Exactly as they appear, output all of the entries.
☆ ☆ ☆
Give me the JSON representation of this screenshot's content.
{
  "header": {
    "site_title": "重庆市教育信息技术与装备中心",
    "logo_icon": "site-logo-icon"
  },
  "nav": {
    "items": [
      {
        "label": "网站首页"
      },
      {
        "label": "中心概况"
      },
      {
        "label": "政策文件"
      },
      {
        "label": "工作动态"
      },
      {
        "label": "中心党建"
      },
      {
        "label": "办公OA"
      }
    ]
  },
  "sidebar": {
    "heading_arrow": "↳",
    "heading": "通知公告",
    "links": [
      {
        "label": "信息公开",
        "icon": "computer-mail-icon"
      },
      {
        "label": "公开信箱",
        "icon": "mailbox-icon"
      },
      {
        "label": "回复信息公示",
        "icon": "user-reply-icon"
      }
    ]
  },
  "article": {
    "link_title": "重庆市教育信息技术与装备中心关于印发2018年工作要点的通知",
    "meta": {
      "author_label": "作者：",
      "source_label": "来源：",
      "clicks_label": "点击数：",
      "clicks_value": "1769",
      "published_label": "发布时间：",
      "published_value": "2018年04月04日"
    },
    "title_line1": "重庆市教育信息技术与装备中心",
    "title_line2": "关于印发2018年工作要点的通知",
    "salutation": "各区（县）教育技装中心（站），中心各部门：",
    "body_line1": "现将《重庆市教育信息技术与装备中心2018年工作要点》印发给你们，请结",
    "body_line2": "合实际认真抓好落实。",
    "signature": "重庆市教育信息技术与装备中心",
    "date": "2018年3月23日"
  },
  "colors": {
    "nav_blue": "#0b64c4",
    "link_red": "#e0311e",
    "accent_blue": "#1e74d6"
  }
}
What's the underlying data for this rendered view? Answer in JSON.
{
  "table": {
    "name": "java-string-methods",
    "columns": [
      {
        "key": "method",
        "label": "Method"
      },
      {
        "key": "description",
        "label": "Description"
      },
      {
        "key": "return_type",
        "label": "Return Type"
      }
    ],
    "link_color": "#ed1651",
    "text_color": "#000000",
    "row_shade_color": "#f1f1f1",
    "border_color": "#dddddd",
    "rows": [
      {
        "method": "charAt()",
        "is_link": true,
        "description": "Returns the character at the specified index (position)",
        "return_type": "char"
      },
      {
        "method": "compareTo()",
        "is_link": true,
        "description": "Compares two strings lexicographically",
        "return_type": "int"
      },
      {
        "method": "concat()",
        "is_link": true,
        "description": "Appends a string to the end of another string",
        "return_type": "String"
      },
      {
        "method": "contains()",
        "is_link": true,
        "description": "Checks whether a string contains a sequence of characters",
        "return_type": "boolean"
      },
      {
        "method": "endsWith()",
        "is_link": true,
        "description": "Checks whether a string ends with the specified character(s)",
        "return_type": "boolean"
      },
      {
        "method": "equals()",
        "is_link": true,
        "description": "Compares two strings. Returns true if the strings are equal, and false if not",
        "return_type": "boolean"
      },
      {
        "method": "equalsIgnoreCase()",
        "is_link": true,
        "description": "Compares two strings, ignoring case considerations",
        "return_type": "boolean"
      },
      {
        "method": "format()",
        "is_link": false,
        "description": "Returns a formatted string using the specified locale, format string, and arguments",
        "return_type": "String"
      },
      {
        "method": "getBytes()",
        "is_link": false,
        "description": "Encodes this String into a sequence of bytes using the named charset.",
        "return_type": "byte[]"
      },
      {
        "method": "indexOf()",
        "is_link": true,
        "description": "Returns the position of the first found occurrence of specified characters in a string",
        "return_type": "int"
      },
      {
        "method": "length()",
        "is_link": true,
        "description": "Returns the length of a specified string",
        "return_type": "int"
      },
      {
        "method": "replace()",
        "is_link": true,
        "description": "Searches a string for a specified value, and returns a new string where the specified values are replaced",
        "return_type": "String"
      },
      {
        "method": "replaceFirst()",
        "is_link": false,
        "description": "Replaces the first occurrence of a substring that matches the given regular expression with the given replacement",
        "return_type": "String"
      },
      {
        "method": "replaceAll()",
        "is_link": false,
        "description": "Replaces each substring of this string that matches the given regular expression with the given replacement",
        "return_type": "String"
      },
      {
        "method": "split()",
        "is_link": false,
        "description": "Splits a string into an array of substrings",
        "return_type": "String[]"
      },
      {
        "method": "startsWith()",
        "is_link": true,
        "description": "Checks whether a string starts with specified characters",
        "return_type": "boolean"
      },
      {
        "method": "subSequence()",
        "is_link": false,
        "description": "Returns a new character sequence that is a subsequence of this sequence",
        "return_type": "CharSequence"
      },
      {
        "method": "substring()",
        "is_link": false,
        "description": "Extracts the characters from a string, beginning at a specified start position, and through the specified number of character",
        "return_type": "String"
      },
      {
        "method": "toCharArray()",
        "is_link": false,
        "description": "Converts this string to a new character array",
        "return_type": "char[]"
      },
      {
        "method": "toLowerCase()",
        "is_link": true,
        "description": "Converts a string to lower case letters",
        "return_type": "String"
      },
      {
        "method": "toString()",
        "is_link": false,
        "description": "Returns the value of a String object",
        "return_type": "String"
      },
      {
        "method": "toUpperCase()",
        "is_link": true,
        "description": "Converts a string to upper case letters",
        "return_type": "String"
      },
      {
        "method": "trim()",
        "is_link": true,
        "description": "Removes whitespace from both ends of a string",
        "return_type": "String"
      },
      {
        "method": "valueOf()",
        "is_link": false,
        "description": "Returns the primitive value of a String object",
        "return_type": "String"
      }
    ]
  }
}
☆ ☆ ☆
▶ [CORRECT RESULT]
Give me the JSON representation of this screenshot's content.
{
  "header": {
    "site_title": "重庆市教育信息技术与装备中心",
    "logo_icon": "site-logo-icon"
  },
  "nav": {
    "items": [
      {
        "label": "网站首页"
      },
      {
        "label": "中心概况"
      },
      {
        "label": "政策文件"
      },
      {
        "label": "工作动态"
      },
      {
        "label": "中心党建"
      },
      {
        "label": "办公OA"
      }
    ]
  },
  "sidebar": {
    "heading_arrow": "↳",
    "heading": "通知公告",
    "links": [
      {
        "label": "信息公开",
        "icon": "computer-mail-icon"
      },
      {
        "label": "公开信箱",
        "icon": "mailbox-icon"
      },
      {
        "label": "回复信息公示",
        "icon": "user-reply-icon"
      }
    ]
  },
  "article": {
    "link_title": "重庆市教育信息技术与装备中心关于印发2018年工作要点的通知",
    "meta": {
      "author_label": "作者：",
      "source_label": "来源：",
      "clicks_label": "点击数：",
      "clicks_value": "1769",
      "published_label": "发布时间：",
      "published_value": "2018年04月04日"
    },
    "title_line1": "重庆市教育信息技术与装备中心",
    "title_line2": "关于印发2018年工作要点的通知",
    "salutation": "各区（县）教育技装中心（站），中心各部门：",
    "body_line1": "现将《重庆市教育信息技术与装备中心2018年工作要点》印发给你们，请结",
    "body_line2": "合实际认真抓好落实。",
    "signature": "重庆市教育信息技术与装备中心",
    "date": "2018年3月23日"
  },
  "colors": {
    "nav_blue": "#0b64c4",
    "link_red": "#e0311e",
    "accent_blue": "#1e74d6"
  }
}
What's the underlying data for this rendered view? Answer in JSON.
{
  "table": {
    "name": "java-string-methods",
    "columns": [
      {
        "key": "method",
        "label": "Method"
      },
      {
        "key": "description",
        "label": "Description"
      },
      {
        "key": "return_type",
        "label": "Return Type"
      }
    ],
    "link_color": "#ed1651",
    "text_color": "#000000",
    "row_shade_color": "#f1f1f1",
    "border_color": "#dddddd",
    "rows": [
      {
        "method": "charAt()",
        "is_link": true,
        "description": "Returns the character at the specified index (position)",
        "return_type": "char"
      },
      {
        "method": "compareTo()",
        "is_link": true,
        "description": "Compares two strings lexicographically",
        "return_type": "int"
      },
      {
        "method": "concat()",
        "is_link": true,
        "description": "Appends a string to the end of another string",
        "return_type": "String"
      },
      {
        "method": "contains()",
        "is_link": true,
        "description": "Checks whether a string contains a sequence of characters",
        "return_type": "boolean"
      },
      {
        "method": "endsWith()",
        "is_link": true,
        "description": "Checks whether a string ends with the specified character(s)",
        "return_type": "boolean"
      },
      {
        "method": "equals()",
        "is_link": true,
        "description": "Compares two strings. Returns true if the strings are equal, and false if not",
        "return_type": "boolean"
      },
      {
        "method": "equalsIgnoreCase()",
        "is_link": true,
        "description": "Compares two strings, ignoring case considerations",
        "return_type": "boolean"
      },
      {
        "method": "format()",
        "is_link": false,
        "description": "Returns a formatted string using the specified locale, format string, and arguments",
        "return_type": "String"
      },
      {
        "method": "getBytes()",
        "is_link": false,
        "description": "Encodes this String into a sequence of bytes using the named charset.",
        "return_type": "byte[]"
      },
      {
        "method": "indexOf()",
        "is_link": true,
        "description": "Returns the position of the first found occurrence of specified characters in a string",
        "return_type": "int"
      },
      {
        "method": "length()",
        "is_link": true,
        "description": "Returns the length of a specified string",
        "return_type": "int"
      },
      {
        "method": "replace()",
        "is_link": true,
        "description": "Searches a string for a specified value, and returns a new string where the specified values are replaced",
        "return_type": "String"
      },
      {
        "method": "replaceFirst()",
        "is_link": false,
        "description": "Replaces the first occurrence of a substring that matches the given regular expression with the given replacement",
        "return_type": "String"
      },
      {
        "method": "replaceAll()",
        "is_link": false,
        "description": "Replaces each substring of this string that matches the given regular expression with the given replacement",
        "return_type": "String"
      },
      {
        "method": "split()",
        "is_link": false,
        "description": "Splits a string into an array of substrings",
        "return_type": "String[]"
      },
      {
        "method": "startsWith()",
        "is_link": true,
        "description": "Checks whether a string starts with specified characters",
        "return_type": "boolean"
      },
      {
        "method": "subSequence()",
        "is_link": false,
        "description": "Returns a new character sequence that is a subsequence of this sequence",
        "return_type": "CharSequence"
      },
      {
        "method": "substring()",
        "is_link": false,
        "description": "Extracts the characters from a string, beginning at a specified start position, and through the specified number of character",
        "return_type": "String"
      },
      {
        "method": "toCharArray()",
        "is_link": false,
        "description": "Converts this string to a new character array",
        "return_type": "char[]"
      },
      {
        "method": "toLowerCase()",
        "is_link": true,
        "description": "Converts a string to lower case letters",
        "return_type": "String"
      },
      {
        "method": "toString()",
        "is_link": false,
        "description": "Returns the value of a String object",
        "return_type": "String"
      },
      {
        "method": "toUpperCase()",
        "is_link": true,
        "description": "Converts a string to upper case letters",
        "return_type": "String"
      },
      {
        "method": "trim()",
        "is_link": true,
        "description": "Removes whitespace from both ends of a string",
        "return_type": "String"
      },
      {
        "method": "valueOf()",
        "is_link": false,
        "description": "Returns the primitive value of a String object",
        "return_type": "String"
      }
    ]
  }
}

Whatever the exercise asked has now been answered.